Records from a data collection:
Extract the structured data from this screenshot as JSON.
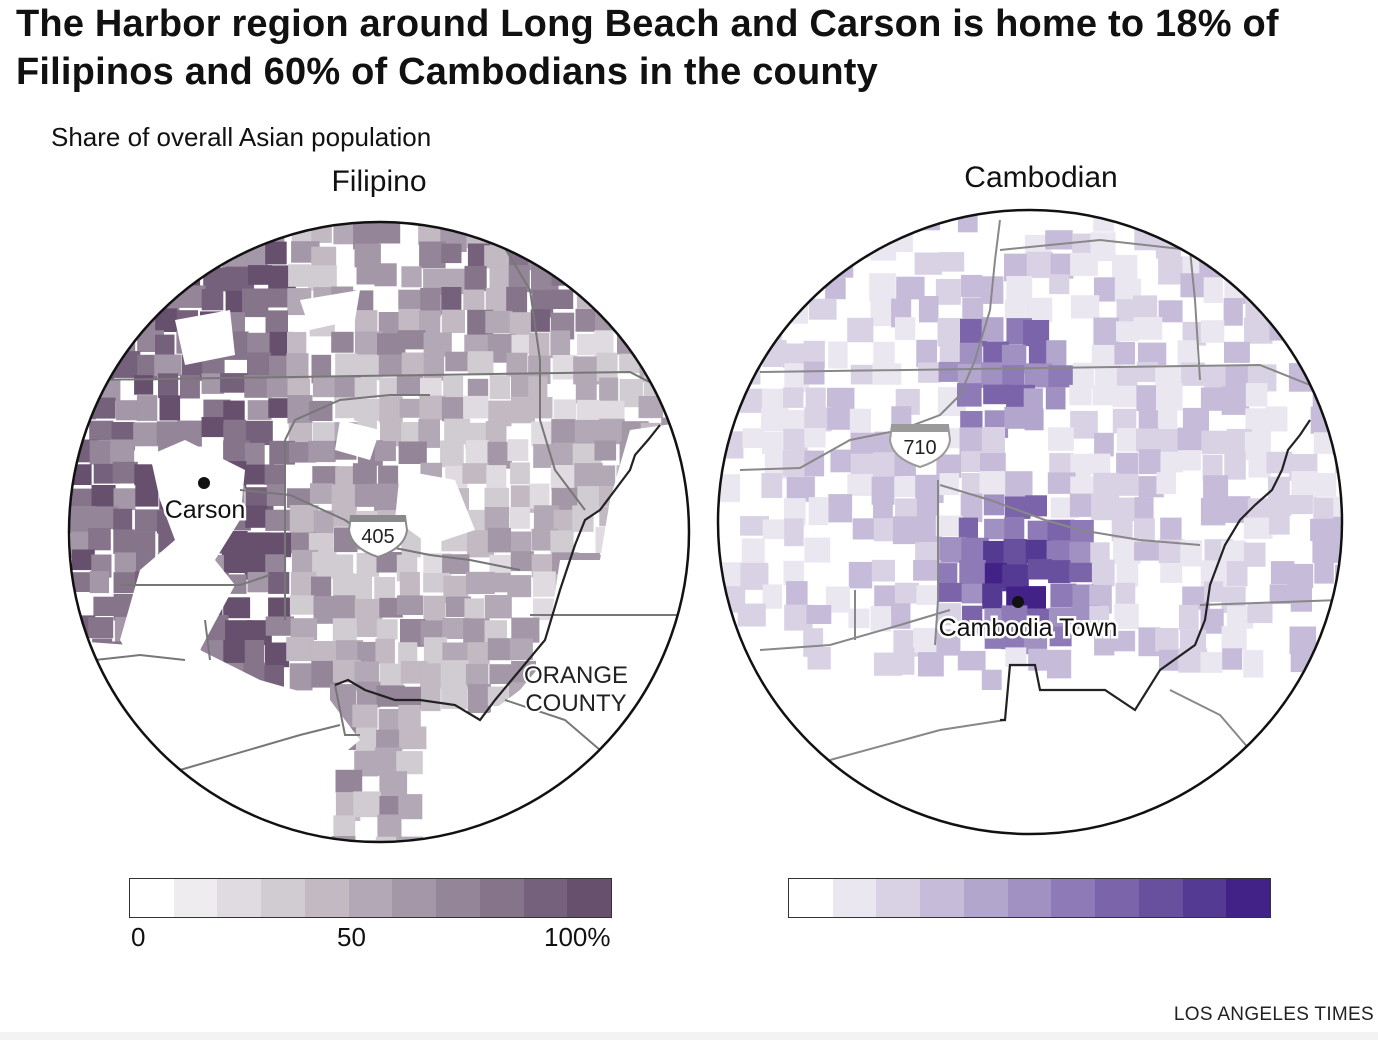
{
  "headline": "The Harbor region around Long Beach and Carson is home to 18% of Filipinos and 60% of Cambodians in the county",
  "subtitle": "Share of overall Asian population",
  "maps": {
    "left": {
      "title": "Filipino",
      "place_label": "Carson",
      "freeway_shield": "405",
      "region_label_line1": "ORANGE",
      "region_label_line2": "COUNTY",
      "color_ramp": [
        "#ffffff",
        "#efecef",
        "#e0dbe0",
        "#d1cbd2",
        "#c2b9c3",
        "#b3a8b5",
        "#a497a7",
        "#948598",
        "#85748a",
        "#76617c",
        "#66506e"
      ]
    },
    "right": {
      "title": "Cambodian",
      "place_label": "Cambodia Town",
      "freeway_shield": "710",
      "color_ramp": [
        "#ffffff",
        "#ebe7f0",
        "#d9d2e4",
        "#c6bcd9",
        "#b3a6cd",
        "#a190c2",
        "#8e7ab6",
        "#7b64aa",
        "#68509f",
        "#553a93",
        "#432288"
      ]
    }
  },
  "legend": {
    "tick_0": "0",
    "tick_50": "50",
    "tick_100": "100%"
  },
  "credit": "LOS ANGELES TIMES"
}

Exercise instructions. Search the entries for "Carson" and copy out each line that has it.

Task result.
  "headline": "The Harbor region around Long Beach and Carson is home to 18% of Filipinos and 60% of Cambodians in the county",
      "place_label": "Carson",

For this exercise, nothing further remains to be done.